>>>>>

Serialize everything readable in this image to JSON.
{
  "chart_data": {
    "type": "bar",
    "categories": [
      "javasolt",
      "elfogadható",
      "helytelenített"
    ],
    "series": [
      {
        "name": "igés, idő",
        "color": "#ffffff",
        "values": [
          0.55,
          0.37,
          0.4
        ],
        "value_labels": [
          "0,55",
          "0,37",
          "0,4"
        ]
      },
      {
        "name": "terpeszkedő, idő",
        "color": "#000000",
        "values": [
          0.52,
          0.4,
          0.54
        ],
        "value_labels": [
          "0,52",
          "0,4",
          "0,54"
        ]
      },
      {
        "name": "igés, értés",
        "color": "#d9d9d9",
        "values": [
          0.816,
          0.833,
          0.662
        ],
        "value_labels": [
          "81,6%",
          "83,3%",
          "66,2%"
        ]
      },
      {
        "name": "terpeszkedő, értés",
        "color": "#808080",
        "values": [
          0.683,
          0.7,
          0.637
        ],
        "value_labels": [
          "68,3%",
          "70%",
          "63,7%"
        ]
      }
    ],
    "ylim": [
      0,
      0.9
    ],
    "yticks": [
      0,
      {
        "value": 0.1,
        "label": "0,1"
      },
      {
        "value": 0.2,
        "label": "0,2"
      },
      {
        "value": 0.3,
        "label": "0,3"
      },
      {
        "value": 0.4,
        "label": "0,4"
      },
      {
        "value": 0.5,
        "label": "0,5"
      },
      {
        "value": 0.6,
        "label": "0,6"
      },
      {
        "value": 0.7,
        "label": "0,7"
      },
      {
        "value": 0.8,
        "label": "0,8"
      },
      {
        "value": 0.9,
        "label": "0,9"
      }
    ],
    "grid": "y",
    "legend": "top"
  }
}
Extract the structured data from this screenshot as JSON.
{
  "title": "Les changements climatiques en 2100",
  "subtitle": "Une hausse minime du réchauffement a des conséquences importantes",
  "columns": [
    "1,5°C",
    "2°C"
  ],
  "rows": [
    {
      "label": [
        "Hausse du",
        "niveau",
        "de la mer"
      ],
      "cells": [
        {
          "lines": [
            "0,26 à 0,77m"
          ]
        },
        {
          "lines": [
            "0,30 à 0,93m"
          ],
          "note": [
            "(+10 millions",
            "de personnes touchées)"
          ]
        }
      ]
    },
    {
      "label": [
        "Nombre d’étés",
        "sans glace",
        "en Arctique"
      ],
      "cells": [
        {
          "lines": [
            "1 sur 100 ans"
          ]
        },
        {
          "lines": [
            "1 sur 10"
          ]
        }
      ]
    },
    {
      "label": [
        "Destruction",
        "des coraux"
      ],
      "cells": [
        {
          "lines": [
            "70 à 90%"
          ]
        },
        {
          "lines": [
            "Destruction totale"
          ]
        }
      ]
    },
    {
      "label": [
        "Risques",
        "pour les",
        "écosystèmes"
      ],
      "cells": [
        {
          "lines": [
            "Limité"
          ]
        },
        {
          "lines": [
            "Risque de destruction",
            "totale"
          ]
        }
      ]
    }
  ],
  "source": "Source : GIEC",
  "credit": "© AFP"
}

<<<<<

* **The problem**: In the records above, locate the line that contains "Extract the structured". Repeat it and every line after it, exactly, and nothing else.

* **Task answer**:
Extract the structured data from this screenshot as JSON.
{
  "title": "Les changements climatiques en 2100",
  "subtitle": "Une hausse minime du réchauffement a des conséquences importantes",
  "columns": [
    "1,5°C",
    "2°C"
  ],
  "rows": [
    {
      "label": [
        "Hausse du",
        "niveau",
        "de la mer"
      ],
      "cells": [
        {
          "lines": [
            "0,26 à 0,77m"
          ]
        },
        {
          "lines": [
            "0,30 à 0,93m"
          ],
          "note": [
            "(+10 millions",
            "de personnes touchées)"
          ]
        }
      ]
    },
    {
      "label": [
        "Nombre d’étés",
        "sans glace",
        "en Arctique"
      ],
      "cells": [
        {
          "lines": [
            "1 sur 100 ans"
          ]
        },
        {
          "lines": [
            "1 sur 10"
          ]
        }
      ]
    },
    {
      "label": [
        "Destruction",
        "des coraux"
      ],
      "cells": [
        {
          "lines": [
            "70 à 90%"
          ]
        },
        {
          "lines": [
            "Destruction totale"
          ]
        }
      ]
    },
    {
      "label": [
        "Risques",
        "pour les",
        "écosystèmes"
      ],
      "cells": [
        {
          "lines": [
            "Limité"
          ]
        },
        {
          "lines": [
            "Risque de destruction",
            "totale"
          ]
        }
      ]
    }
  ],
  "source": "Source : GIEC",
  "credit": "© AFP"
}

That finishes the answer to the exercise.